All entries should be output exactly as they stand.

(Given data)
^^^^^^^^^^^^^^^^

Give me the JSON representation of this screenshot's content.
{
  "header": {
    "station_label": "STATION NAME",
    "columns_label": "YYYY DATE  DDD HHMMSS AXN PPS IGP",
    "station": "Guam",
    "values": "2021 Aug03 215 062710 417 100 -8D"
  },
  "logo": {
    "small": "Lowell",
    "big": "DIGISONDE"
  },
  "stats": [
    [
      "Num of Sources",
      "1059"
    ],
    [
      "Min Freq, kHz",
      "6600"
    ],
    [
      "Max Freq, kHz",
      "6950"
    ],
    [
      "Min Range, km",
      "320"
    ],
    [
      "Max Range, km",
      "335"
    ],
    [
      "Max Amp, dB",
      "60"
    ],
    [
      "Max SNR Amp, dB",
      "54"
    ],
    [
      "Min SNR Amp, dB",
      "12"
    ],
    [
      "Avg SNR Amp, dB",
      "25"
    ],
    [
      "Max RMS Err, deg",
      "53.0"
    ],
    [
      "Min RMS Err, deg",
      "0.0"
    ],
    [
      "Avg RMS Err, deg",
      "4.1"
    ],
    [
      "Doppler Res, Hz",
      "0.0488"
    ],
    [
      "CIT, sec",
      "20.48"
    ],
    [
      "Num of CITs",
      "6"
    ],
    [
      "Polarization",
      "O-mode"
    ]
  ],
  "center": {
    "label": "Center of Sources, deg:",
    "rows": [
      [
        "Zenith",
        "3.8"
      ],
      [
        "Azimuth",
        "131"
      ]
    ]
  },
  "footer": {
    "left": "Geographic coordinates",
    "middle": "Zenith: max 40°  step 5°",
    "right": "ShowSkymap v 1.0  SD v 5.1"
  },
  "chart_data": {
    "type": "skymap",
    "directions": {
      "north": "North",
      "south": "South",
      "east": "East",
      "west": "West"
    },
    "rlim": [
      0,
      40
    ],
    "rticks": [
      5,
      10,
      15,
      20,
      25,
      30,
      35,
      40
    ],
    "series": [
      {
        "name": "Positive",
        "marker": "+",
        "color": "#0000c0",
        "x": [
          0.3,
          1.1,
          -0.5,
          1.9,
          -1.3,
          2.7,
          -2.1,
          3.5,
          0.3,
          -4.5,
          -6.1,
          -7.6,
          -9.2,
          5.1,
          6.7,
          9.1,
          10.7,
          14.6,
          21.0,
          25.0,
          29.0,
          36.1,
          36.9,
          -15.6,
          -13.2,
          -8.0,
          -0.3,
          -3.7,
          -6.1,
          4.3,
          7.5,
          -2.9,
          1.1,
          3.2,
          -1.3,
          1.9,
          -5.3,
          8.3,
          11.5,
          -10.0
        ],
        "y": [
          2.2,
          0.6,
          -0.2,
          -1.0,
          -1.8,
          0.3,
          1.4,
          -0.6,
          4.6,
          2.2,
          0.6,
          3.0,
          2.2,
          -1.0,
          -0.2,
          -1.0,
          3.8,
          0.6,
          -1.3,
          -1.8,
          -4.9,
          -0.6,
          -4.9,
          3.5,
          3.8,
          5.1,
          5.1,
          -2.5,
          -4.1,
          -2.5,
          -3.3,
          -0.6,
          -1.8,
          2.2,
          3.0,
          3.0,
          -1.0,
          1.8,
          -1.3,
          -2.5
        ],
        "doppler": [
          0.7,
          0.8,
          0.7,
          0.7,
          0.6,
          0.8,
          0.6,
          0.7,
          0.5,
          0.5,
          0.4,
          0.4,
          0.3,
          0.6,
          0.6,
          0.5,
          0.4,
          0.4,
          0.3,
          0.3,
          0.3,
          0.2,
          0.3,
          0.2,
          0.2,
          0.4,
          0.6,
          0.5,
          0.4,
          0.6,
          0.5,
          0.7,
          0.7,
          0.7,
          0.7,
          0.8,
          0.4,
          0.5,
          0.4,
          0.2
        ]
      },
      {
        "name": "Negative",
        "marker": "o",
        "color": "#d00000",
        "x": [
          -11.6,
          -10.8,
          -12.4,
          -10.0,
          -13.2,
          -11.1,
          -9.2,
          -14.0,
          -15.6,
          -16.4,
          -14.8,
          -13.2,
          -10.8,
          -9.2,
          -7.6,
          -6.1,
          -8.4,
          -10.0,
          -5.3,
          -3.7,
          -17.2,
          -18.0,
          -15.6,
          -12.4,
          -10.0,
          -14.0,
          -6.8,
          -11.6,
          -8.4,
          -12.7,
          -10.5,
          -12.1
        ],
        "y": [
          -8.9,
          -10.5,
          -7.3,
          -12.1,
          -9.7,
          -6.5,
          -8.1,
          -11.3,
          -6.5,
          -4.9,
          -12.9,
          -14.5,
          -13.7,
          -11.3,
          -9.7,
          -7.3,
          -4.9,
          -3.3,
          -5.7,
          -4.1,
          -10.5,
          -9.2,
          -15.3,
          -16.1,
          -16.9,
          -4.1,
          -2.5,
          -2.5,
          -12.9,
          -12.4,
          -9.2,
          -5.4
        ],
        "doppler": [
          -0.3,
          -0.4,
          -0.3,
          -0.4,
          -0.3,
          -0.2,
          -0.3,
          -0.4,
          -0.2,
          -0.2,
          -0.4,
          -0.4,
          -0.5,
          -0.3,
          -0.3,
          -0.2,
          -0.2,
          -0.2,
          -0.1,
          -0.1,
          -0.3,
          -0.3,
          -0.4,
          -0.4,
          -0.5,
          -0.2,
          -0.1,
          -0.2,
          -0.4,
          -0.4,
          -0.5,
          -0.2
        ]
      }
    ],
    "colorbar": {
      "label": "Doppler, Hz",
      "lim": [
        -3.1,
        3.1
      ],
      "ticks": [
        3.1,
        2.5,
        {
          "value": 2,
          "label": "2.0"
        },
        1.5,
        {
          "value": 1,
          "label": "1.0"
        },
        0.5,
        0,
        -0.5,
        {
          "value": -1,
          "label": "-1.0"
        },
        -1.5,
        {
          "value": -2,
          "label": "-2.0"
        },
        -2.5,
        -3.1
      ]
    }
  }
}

^^^^^^^^^^^^^^^^

(Result of the exercise)
Give me the JSON representation of this screenshot's content.
{
  "header": {
    "station_label": "STATION NAME",
    "columns_label": "YYYY DATE  DDD HHMMSS AXN PPS IGP",
    "station": "Guam",
    "values": "2021 Aug03 215 062710 417 100 -8D"
  },
  "logo": {
    "small": "Lowell",
    "big": "DIGISONDE"
  },
  "stats": [
    [
      "Num of Sources",
      "1059"
    ],
    [
      "Min Freq, kHz",
      "6600"
    ],
    [
      "Max Freq, kHz",
      "6950"
    ],
    [
      "Min Range, km",
      "320"
    ],
    [
      "Max Range, km",
      "335"
    ],
    [
      "Max Amp, dB",
      "60"
    ],
    [
      "Max SNR Amp, dB",
      "54"
    ],
    [
      "Min SNR Amp, dB",
      "12"
    ],
    [
      "Avg SNR Amp, dB",
      "25"
    ],
    [
      "Max RMS Err, deg",
      "53.0"
    ],
    [
      "Min RMS Err, deg",
      "0.0"
    ],
    [
      "Avg RMS Err, deg",
      "4.1"
    ],
    [
      "Doppler Res, Hz",
      "0.0488"
    ],
    [
      "CIT, sec",
      "20.48"
    ],
    [
      "Num of CITs",
      "6"
    ],
    [
      "Polarization",
      "O-mode"
    ]
  ],
  "center": {
    "label": "Center of Sources, deg:",
    "rows": [
      [
        "Zenith",
        "3.8"
      ],
      [
        "Azimuth",
        "131"
      ]
    ]
  },
  "footer": {
    "left": "Geographic coordinates",
    "middle": "Zenith: max 40°  step 5°",
    "right": "ShowSkymap v 1.0  SD v 5.1"
  },
  "chart_data": {
    "type": "skymap",
    "directions": {
      "north": "North",
      "south": "South",
      "east": "East",
      "west": "West"
    },
    "rlim": [
      0,
      40
    ],
    "rticks": [
      5,
      10,
      15,
      20,
      25,
      30,
      35,
      40
    ],
    "series": [
      {
        "name": "Positive",
        "marker": "+",
        "color": "#0000c0",
        "x": [
          0.3,
          1.1,
          -0.5,
          1.9,
          -1.3,
          2.7,
          -2.1,
          3.5,
          0.3,
          -4.5,
          -6.1,
          -7.6,
          -9.2,
          5.1,
          6.7,
          9.1,
          10.7,
          14.6,
          21.0,
          25.0,
          29.0,
          36.1,
          36.9,
          -15.6,
          -13.2,
          -8.0,
          -0.3,
          -3.7,
          -6.1,
          4.3,
          7.5,
          -2.9,
          1.1,
          3.2,
          -1.3,
          1.9,
          -5.3,
          8.3,
          11.5,
          -10.0
        ],
        "y": [
          2.2,
          0.6,
          -0.2,
          -1.0,
          -1.8,
          0.3,
          1.4,
          -0.6,
          4.6,
          2.2,
          0.6,
          3.0,
          2.2,
          -1.0,
          -0.2,
          -1.0,
          3.8,
          0.6,
          -1.3,
          -1.8,
          -4.9,
          -0.6,
          -4.9,
          3.5,
          3.8,
          5.1,
          5.1,
          -2.5,
          -4.1,
          -2.5,
          -3.3,
          -0.6,
          -1.8,
          2.2,
          3.0,
          3.0,
          -1.0,
          1.8,
          -1.3,
          -2.5
        ],
        "doppler": [
          0.7,
          0.8,
          0.7,
          0.7,
          0.6,
          0.8,
          0.6,
          0.7,
          0.5,
          0.5,
          0.4,
          0.4,
          0.3,
          0.6,
          0.6,
          0.5,
          0.4,
          0.4,
          0.3,
          0.3,
          0.3,
          0.2,
          0.3,
          0.2,
          0.2,
          0.4,
          0.6,
          0.5,
          0.4,
          0.6,
          0.5,
          0.7,
          0.7,
          0.7,
          0.7,
          0.8,
          0.4,
          0.5,
          0.4,
          0.2
        ]
      },
      {
        "name": "Negative",
        "marker": "o",
        "color": "#d00000",
        "x": [
          -11.6,
          -10.8,
          -12.4,
          -10.0,
          -13.2,
          -11.1,
          -9.2,
          -14.0,
          -15.6,
          -16.4,
          -14.8,
          -13.2,
          -10.8,
          -9.2,
          -7.6,
          -6.1,
          -8.4,
          -10.0,
          -5.3,
          -3.7,
          -17.2,
          -18.0,
          -15.6,
          -12.4,
          -10.0,
          -14.0,
          -6.8,
          -11.6,
          -8.4,
          -12.7,
          -10.5,
          -12.1
        ],
        "y": [
          -8.9,
          -10.5,
          -7.3,
          -12.1,
          -9.7,
          -6.5,
          -8.1,
          -11.3,
          -6.5,
          -4.9,
          -12.9,
          -14.5,
          -13.7,
          -11.3,
          -9.7,
          -7.3,
          -4.9,
          -3.3,
          -5.7,
          -4.1,
          -10.5,
          -9.2,
          -15.3,
          -16.1,
          -16.9,
          -4.1,
          -2.5,
          -2.5,
          -12.9,
          -12.4,
          -9.2,
          -5.4
        ],
        "doppler": [
          -0.3,
          -0.4,
          -0.3,
          -0.4,
          -0.3,
          -0.2,
          -0.3,
          -0.4,
          -0.2,
          -0.2,
          -0.4,
          -0.4,
          -0.5,
          -0.3,
          -0.3,
          -0.2,
          -0.2,
          -0.2,
          -0.1,
          -0.1,
          -0.3,
          -0.3,
          -0.4,
          -0.4,
          -0.5,
          -0.2,
          -0.1,
          -0.2,
          -0.4,
          -0.4,
          -0.5,
          -0.2
        ]
      }
    ],
    "colorbar": {
      "label": "Doppler, Hz",
      "lim": [
        -3.1,
        3.1
      ],
      "ticks": [
        3.1,
        2.5,
        {
          "value": 2,
          "label": "2.0"
        },
        1.5,
        {
          "value": 1,
          "label": "1.0"
        },
        0.5,
        0,
        -0.5,
        {
          "value": -1,
          "label": "-1.0"
        },
        -1.5,
        {
          "value": -2,
          "label": "-2.0"
        },
        -2.5,
        -3.1
      ]
    }
  }
}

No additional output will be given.